* _JOB_: Repeat all entries exactly.
'''
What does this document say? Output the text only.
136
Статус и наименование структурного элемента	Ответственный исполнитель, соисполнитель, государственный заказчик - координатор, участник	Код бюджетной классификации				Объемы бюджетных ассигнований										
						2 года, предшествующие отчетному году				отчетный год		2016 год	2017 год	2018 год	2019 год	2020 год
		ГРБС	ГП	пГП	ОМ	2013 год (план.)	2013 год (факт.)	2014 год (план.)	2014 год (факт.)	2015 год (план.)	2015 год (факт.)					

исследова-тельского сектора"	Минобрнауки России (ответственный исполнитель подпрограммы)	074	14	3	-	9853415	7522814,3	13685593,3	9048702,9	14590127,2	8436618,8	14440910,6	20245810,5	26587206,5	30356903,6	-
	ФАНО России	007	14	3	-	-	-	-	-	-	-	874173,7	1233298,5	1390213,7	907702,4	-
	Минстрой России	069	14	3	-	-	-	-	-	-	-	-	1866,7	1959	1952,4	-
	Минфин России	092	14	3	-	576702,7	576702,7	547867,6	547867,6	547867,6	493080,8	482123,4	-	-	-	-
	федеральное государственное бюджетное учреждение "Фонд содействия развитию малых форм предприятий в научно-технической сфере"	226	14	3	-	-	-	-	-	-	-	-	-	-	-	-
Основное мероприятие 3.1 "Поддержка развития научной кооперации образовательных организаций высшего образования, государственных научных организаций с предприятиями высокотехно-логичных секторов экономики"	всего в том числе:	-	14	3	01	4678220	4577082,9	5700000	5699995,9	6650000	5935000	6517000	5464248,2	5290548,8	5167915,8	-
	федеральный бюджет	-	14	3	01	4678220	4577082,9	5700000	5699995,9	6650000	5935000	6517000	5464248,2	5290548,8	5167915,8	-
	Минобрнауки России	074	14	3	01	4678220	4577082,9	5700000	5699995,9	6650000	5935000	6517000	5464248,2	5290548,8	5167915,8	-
'''
* _RESPONSE BELOW_:
What does this document say? Output the text only.
136
Статус и наименование структурного элемента	Ответственный исполнитель, соисполнитель, государственный заказчик - координатор, участник	Код бюджетной классификации				Объемы бюджетных ассигнований										
						2 года, предшествующие отчетному году				отчетный год		2016 год	2017 год	2018 год	2019 год	2020 год
		ГРБС	ГП	пГП	ОМ	2013 год (план.)	2013 год (факт.)	2014 год (план.)	2014 год (факт.)	2015 год (план.)	2015 год (факт.)					

исследова-тельского сектора"	Минобрнауки России (ответственный исполнитель подпрограммы)	074	14	3	-	9853415	7522814,3	13685593,3	9048702,9	14590127,2	8436618,8	14440910,6	20245810,5	26587206,5	30356903,6	-
	ФАНО России	007	14	3	-	-	-	-	-	-	-	874173,7	1233298,5	1390213,7	907702,4	-
	Минстрой России	069	14	3	-	-	-	-	-	-	-	-	1866,7	1959	1952,4	-
	Минфин России	092	14	3	-	576702,7	576702,7	547867,6	547867,6	547867,6	493080,8	482123,4	-	-	-	-
	федеральное государственное бюджетное учреждение "Фонд содействия развитию малых форм предприятий в научно-технической сфере"	226	14	3	-	-	-	-	-	-	-	-	-	-	-	-
Основное мероприятие 3.1 "Поддержка развития научной кооперации образовательных организаций высшего образования, государственных научных организаций с предприятиями высокотехно-логичных секторов экономики"	всего в том числе:	-	14	3	01	4678220	4577082,9	5700000	5699995,9	6650000	5935000	6517000	5464248,2	5290548,8	5167915,8	-
	федеральный бюджет	-	14	3	01	4678220	4577082,9	5700000	5699995,9	6650000	5935000	6517000	5464248,2	5290548,8	5167915,8	-
	Минобрнауки России	074	14	3	01	4678220	4577082,9	5700000	5699995,9	6650000	5935000	6517000	5464248,2	5290548,8	5167915,8	-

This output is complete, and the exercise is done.